* Your goal: Set down each of the rows below, character for character, without changing, adding, or leaving out anything.

━━━ Available data ━━━

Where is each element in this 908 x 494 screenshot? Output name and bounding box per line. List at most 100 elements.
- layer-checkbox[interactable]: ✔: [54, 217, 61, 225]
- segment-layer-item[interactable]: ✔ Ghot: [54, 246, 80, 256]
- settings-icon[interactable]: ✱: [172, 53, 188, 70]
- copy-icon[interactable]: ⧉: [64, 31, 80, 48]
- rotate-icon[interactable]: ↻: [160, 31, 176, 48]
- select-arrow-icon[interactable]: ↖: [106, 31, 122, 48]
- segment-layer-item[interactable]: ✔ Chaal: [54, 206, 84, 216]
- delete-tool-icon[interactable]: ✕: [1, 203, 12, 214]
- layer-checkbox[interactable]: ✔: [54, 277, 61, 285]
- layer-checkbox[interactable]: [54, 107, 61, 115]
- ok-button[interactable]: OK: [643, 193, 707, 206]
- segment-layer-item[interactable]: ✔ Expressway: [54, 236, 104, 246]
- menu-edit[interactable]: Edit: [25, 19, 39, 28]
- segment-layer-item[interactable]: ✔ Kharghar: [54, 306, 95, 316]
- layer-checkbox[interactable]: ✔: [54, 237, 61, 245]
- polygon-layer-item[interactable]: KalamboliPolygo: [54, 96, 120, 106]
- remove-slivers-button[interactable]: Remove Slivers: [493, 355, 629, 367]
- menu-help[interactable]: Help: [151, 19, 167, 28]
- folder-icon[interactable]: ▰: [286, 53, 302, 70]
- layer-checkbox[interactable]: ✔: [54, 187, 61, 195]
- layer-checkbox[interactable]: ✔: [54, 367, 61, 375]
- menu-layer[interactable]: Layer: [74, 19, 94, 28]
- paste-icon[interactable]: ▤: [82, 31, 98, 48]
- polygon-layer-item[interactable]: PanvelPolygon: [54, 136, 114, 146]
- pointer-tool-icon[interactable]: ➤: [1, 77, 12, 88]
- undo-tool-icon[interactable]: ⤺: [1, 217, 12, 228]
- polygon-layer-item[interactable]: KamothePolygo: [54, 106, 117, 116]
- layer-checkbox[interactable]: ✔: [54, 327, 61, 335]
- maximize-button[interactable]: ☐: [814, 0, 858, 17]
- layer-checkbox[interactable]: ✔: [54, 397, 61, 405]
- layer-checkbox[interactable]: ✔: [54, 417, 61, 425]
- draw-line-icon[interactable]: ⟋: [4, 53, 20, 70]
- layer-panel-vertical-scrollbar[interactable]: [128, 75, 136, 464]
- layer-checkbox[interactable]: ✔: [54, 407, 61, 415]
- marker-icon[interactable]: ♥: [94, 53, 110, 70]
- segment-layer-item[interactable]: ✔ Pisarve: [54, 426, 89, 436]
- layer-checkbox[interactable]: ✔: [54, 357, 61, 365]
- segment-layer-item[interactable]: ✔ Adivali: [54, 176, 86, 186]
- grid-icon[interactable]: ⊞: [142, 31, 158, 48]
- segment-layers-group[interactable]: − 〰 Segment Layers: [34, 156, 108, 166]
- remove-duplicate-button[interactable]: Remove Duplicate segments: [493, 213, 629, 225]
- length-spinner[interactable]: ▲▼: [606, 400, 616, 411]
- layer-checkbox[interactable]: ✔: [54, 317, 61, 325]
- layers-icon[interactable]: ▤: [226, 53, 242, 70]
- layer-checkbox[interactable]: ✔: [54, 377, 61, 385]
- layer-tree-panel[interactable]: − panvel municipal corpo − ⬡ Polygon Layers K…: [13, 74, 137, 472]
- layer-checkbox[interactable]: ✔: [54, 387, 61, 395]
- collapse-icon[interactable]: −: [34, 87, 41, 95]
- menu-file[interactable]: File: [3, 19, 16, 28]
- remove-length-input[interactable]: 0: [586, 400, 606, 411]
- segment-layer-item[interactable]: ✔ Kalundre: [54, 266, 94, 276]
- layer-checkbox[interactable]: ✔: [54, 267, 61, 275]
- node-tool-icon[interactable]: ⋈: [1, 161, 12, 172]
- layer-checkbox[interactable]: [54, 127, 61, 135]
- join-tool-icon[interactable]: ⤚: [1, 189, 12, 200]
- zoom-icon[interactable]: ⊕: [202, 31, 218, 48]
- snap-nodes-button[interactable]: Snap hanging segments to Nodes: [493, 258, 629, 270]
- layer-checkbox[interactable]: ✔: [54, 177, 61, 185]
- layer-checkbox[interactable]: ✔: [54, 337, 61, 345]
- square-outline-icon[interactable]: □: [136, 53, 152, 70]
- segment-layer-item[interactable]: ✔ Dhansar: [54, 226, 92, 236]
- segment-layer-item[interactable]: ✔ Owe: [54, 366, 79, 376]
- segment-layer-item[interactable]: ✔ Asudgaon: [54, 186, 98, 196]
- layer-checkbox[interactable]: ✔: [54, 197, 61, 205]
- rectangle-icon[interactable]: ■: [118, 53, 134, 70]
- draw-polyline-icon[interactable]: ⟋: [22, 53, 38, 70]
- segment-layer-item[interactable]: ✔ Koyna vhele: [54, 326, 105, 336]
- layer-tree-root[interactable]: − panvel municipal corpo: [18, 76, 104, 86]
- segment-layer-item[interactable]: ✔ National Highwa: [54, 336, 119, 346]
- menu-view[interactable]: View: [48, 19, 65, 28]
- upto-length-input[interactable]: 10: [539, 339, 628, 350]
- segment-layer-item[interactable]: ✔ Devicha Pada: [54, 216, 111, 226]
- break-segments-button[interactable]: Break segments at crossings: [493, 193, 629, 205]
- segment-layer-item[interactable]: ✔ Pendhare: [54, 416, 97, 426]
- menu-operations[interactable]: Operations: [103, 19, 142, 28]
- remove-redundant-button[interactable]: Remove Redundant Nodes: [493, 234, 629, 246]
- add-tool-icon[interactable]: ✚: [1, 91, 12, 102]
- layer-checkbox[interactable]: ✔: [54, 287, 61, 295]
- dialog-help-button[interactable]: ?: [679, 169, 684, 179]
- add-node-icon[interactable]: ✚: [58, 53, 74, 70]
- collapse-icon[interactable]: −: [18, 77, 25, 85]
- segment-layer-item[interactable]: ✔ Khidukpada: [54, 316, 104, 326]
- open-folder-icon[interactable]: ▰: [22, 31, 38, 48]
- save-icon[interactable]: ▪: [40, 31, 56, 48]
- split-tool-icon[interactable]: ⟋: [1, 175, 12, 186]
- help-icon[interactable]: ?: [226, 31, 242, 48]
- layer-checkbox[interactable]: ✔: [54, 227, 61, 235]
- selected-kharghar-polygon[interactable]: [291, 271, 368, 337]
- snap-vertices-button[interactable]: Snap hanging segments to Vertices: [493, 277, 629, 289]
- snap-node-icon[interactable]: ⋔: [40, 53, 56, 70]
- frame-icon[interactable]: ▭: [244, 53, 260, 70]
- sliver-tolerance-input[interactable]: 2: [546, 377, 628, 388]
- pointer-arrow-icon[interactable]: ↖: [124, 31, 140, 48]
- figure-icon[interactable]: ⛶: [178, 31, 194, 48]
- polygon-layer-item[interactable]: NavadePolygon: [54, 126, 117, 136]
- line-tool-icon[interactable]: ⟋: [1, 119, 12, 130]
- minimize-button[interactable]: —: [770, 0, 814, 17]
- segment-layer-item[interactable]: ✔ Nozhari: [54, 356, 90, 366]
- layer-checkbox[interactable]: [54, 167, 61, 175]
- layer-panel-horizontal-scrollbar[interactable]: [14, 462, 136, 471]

━━━

* Reply to the task:
Where is each element in this 908 x 494 screenshot? Output name and bounding box per line. List at most 100 elements.
- layer-checkbox[interactable]: ✔: [54, 217, 61, 225]
- segment-layer-item[interactable]: ✔ Ghot: [54, 246, 80, 256]
- settings-icon[interactable]: ✱: [172, 53, 188, 70]
- copy-icon[interactable]: ⧉: [64, 31, 80, 48]
- rotate-icon[interactable]: ↻: [160, 31, 176, 48]
- select-arrow-icon[interactable]: ↖: [106, 31, 122, 48]
- segment-layer-item[interactable]: ✔ Chaal: [54, 206, 84, 216]
- delete-tool-icon[interactable]: ✕: [1, 203, 12, 214]
- layer-checkbox[interactable]: ✔: [54, 277, 61, 285]
- layer-checkbox[interactable]: [54, 107, 61, 115]
- ok-button[interactable]: OK: [643, 193, 707, 206]
- segment-layer-item[interactable]: ✔ Expressway: [54, 236, 104, 246]
- menu-edit[interactable]: Edit: [25, 19, 39, 28]
- segment-layer-item[interactable]: ✔ Kharghar: [54, 306, 95, 316]
- layer-checkbox[interactable]: ✔: [54, 237, 61, 245]
- polygon-layer-item[interactable]: KalamboliPolygo: [54, 96, 120, 106]
- remove-slivers-button[interactable]: Remove Slivers: [493, 355, 629, 367]
- menu-help[interactable]: Help: [151, 19, 167, 28]
- folder-icon[interactable]: ▰: [286, 53, 302, 70]
- layer-checkbox[interactable]: ✔: [54, 187, 61, 195]
- layer-checkbox[interactable]: ✔: [54, 367, 61, 375]
- menu-layer[interactable]: Layer: [74, 19, 94, 28]
- paste-icon[interactable]: ▤: [82, 31, 98, 48]
- polygon-layer-item[interactable]: PanvelPolygon: [54, 136, 114, 146]
- pointer-tool-icon[interactable]: ➤: [1, 77, 12, 88]
- undo-tool-icon[interactable]: ⤺: [1, 217, 12, 228]
- polygon-layer-item[interactable]: KamothePolygo: [54, 106, 117, 116]
- layer-checkbox[interactable]: ✔: [54, 327, 61, 335]
- maximize-button[interactable]: ☐: [814, 0, 858, 17]
- layer-checkbox[interactable]: ✔: [54, 397, 61, 405]
- layer-checkbox[interactable]: ✔: [54, 417, 61, 425]
- draw-line-icon[interactable]: ⟋: [4, 53, 20, 70]
- layer-panel-vertical-scrollbar[interactable]: [128, 75, 136, 464]
- layer-checkbox[interactable]: ✔: [54, 407, 61, 415]
- marker-icon[interactable]: ♥: [94, 53, 110, 70]
- segment-layer-item[interactable]: ✔ Pisarve: [54, 426, 89, 436]
- layer-checkbox[interactable]: ✔: [54, 357, 61, 365]
- segment-layer-item[interactable]: ✔ Adivali: [54, 176, 86, 186]
- grid-icon[interactable]: ⊞: [142, 31, 158, 48]
- segment-layers-group[interactable]: − 〰 Segment Layers: [34, 156, 108, 166]
- remove-duplicate-button[interactable]: Remove Duplicate segments: [493, 213, 629, 225]
- length-spinner[interactable]: ▲▼: [606, 400, 616, 411]
- layer-checkbox[interactable]: ✔: [54, 317, 61, 325]
- layers-icon[interactable]: ▤: [226, 53, 242, 70]
- layer-checkbox[interactable]: ✔: [54, 377, 61, 385]
- layer-tree-panel[interactable]: − panvel municipal corpo − ⬡ Polygon Layers K…: [13, 74, 137, 472]
- layer-checkbox[interactable]: ✔: [54, 387, 61, 395]
- collapse-icon[interactable]: −: [34, 87, 41, 95]
- menu-file[interactable]: File: [3, 19, 16, 28]
- remove-length-input[interactable]: 0: [586, 400, 606, 411]
- segment-layer-item[interactable]: ✔ Kalundre: [54, 266, 94, 276]
- layer-checkbox[interactable]: ✔: [54, 267, 61, 275]
- node-tool-icon[interactable]: ⋈: [1, 161, 12, 172]
- layer-checkbox[interactable]: [54, 127, 61, 135]
- join-tool-icon[interactable]: ⤚: [1, 189, 12, 200]
- zoom-icon[interactable]: ⊕: [202, 31, 218, 48]
- snap-nodes-button[interactable]: Snap hanging segments to Nodes: [493, 258, 629, 270]
- layer-checkbox[interactable]: ✔: [54, 177, 61, 185]
- layer-checkbox[interactable]: ✔: [54, 337, 61, 345]
- square-outline-icon[interactable]: □: [136, 53, 152, 70]
- segment-layer-item[interactable]: ✔ Dhansar: [54, 226, 92, 236]
- segment-layer-item[interactable]: ✔ Owe: [54, 366, 79, 376]
- segment-layer-item[interactable]: ✔ Asudgaon: [54, 186, 98, 196]
- layer-checkbox[interactable]: ✔: [54, 197, 61, 205]
- rectangle-icon[interactable]: ■: [118, 53, 134, 70]
- draw-polyline-icon[interactable]: ⟋: [22, 53, 38, 70]
- segment-layer-item[interactable]: ✔ Koyna vhele: [54, 326, 105, 336]
- layer-tree-root[interactable]: − panvel municipal corpo: [18, 76, 104, 86]
- segment-layer-item[interactable]: ✔ National Highwa: [54, 336, 119, 346]
- menu-view[interactable]: View: [48, 19, 65, 28]
- upto-length-input[interactable]: 10: [539, 339, 628, 350]
- segment-layer-item[interactable]: ✔ Devicha Pada: [54, 216, 111, 226]
- break-segments-button[interactable]: Break segments at crossings: [493, 193, 629, 205]
- segment-layer-item[interactable]: ✔ Pendhare: [54, 416, 97, 426]
- menu-operations[interactable]: Operations: [103, 19, 142, 28]
- remove-redundant-button[interactable]: Remove Redundant Nodes: [493, 234, 629, 246]
- add-tool-icon[interactable]: ✚: [1, 91, 12, 102]
- layer-checkbox[interactable]: ✔: [54, 287, 61, 295]
- dialog-help-button[interactable]: ?: [679, 169, 684, 179]
- add-node-icon[interactable]: ✚: [58, 53, 74, 70]
- collapse-icon[interactable]: −: [18, 77, 25, 85]
- segment-layer-item[interactable]: ✔ Khidukpada: [54, 316, 104, 326]
- open-folder-icon[interactable]: ▰: [22, 31, 38, 48]
- save-icon[interactable]: ▪: [40, 31, 56, 48]
- split-tool-icon[interactable]: ⟋: [1, 175, 12, 186]
- help-icon[interactable]: ?: [226, 31, 242, 48]
- layer-checkbox[interactable]: ✔: [54, 227, 61, 235]
- selected-kharghar-polygon[interactable]: [291, 271, 368, 337]
- snap-vertices-button[interactable]: Snap hanging segments to Vertices: [493, 277, 629, 289]
- snap-node-icon[interactable]: ⋔: [40, 53, 56, 70]
- frame-icon[interactable]: ▭: [244, 53, 260, 70]
- sliver-tolerance-input[interactable]: 2: [546, 377, 628, 388]
- pointer-arrow-icon[interactable]: ↖: [124, 31, 140, 48]
- figure-icon[interactable]: ⛶: [178, 31, 194, 48]
- polygon-layer-item[interactable]: NavadePolygon: [54, 126, 117, 136]
- line-tool-icon[interactable]: ⟋: [1, 119, 12, 130]
- minimize-button[interactable]: —: [770, 0, 814, 17]
- segment-layer-item[interactable]: ✔ Nozhari: [54, 356, 90, 366]
- layer-checkbox[interactable]: [54, 167, 61, 175]
- layer-panel-horizontal-scrollbar[interactable]: [14, 462, 136, 471]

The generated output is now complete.